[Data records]
>> begin

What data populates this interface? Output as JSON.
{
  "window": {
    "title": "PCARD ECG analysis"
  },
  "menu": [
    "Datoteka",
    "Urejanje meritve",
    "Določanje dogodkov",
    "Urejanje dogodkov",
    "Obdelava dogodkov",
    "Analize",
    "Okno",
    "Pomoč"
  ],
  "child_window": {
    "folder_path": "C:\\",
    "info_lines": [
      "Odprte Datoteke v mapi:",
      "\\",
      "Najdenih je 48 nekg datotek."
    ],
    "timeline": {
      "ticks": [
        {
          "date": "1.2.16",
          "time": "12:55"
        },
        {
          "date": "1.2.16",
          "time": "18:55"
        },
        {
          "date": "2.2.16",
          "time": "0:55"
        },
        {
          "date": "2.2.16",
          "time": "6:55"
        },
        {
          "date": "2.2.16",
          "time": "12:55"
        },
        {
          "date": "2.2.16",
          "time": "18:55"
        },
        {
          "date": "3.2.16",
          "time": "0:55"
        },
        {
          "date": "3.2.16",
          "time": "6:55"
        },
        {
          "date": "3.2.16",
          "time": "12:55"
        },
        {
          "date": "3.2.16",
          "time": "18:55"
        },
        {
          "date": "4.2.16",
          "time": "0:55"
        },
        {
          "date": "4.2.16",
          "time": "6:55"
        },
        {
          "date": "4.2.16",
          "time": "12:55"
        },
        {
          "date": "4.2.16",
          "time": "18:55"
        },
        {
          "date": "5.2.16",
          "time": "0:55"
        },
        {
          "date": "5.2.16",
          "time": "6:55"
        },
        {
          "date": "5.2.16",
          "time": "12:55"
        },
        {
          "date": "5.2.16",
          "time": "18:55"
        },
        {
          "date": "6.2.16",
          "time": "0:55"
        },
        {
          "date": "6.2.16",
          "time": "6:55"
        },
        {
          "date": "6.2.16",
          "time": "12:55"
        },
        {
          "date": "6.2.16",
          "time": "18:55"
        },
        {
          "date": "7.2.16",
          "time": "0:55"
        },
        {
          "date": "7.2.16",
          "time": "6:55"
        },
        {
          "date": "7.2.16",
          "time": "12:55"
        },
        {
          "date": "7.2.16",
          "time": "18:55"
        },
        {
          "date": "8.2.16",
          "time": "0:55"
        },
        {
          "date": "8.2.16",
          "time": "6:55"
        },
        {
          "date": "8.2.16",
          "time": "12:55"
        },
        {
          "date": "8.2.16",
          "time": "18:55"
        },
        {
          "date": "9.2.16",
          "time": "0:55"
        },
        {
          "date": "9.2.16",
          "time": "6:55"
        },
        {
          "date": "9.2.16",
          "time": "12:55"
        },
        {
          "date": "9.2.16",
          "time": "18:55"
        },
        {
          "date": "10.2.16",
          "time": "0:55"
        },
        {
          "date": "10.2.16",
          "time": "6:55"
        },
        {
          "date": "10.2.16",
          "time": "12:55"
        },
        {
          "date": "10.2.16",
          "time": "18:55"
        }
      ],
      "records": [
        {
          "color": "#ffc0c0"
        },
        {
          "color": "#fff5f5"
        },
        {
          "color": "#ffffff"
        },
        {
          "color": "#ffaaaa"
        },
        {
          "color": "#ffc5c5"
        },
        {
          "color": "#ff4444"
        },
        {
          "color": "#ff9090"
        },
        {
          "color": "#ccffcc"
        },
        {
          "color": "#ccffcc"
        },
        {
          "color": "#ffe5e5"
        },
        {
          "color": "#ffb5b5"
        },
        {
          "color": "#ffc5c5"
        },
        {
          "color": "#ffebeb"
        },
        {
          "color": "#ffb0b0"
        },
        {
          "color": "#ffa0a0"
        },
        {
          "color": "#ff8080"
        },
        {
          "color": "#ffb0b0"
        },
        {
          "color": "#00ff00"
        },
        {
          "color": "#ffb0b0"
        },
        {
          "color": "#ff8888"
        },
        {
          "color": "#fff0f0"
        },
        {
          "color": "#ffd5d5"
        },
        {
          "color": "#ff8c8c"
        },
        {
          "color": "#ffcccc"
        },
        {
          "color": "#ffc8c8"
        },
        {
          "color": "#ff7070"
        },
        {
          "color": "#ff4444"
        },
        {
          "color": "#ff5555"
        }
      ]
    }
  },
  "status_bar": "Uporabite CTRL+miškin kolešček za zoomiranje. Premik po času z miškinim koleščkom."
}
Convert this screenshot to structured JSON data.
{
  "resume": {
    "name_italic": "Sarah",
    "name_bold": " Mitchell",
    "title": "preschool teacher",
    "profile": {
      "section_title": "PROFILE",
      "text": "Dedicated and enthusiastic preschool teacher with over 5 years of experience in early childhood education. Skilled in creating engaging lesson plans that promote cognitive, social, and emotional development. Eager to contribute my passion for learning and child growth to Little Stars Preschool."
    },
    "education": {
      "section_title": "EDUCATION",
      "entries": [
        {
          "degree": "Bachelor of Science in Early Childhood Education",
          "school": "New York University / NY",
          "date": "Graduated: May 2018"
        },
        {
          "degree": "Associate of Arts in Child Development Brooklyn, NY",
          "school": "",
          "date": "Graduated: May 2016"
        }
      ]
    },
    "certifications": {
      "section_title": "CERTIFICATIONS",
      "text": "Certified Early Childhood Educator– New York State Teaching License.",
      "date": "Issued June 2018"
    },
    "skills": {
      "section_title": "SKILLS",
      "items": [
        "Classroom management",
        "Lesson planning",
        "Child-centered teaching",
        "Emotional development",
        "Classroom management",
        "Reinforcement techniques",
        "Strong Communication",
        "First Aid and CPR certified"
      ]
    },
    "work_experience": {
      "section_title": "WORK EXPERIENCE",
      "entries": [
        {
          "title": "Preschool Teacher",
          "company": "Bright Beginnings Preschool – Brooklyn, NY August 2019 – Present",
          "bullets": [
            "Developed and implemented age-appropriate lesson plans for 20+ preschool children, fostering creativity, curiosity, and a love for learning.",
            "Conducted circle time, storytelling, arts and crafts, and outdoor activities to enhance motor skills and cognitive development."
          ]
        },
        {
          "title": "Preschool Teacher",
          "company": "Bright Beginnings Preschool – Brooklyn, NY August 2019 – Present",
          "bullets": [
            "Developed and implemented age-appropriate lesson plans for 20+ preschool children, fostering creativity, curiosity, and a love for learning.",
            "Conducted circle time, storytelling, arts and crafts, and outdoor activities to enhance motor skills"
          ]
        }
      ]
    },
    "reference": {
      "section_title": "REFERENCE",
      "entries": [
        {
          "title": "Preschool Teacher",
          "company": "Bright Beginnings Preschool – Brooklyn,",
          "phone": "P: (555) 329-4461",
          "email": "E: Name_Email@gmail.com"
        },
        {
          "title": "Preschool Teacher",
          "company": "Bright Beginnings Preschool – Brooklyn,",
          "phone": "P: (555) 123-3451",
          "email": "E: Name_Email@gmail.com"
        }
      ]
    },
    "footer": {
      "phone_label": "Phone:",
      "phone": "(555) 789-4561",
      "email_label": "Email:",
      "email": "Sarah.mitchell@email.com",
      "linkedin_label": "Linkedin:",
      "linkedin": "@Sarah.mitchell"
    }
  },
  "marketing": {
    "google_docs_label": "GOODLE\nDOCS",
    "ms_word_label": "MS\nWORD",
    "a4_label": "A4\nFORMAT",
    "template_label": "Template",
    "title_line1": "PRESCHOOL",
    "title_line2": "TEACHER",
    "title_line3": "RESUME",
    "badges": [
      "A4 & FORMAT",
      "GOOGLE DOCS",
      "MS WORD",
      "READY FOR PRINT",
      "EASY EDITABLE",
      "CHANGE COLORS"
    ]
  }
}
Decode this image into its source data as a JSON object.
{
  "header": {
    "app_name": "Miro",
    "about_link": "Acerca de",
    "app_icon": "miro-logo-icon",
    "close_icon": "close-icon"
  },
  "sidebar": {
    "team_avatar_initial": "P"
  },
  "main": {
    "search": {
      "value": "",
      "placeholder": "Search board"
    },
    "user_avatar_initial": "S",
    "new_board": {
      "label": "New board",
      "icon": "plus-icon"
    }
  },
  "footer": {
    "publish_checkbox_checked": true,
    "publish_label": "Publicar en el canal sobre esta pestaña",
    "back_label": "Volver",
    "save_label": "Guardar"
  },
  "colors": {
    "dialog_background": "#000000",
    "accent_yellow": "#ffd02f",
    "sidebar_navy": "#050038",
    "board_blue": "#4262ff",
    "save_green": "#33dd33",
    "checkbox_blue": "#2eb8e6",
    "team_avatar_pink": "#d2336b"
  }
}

>> end

** JOB **
Look through the listing above. Pick out each line with "activities" and copy it.

** COMPLETE OUTPUT **
            "Conducted circle time, storytelling, arts and crafts, and outdoor activities to enhance motor skills and cognitive development."
            "Conducted circle time, storytelling, arts and crafts, and outdoor activities to enhance motor skills"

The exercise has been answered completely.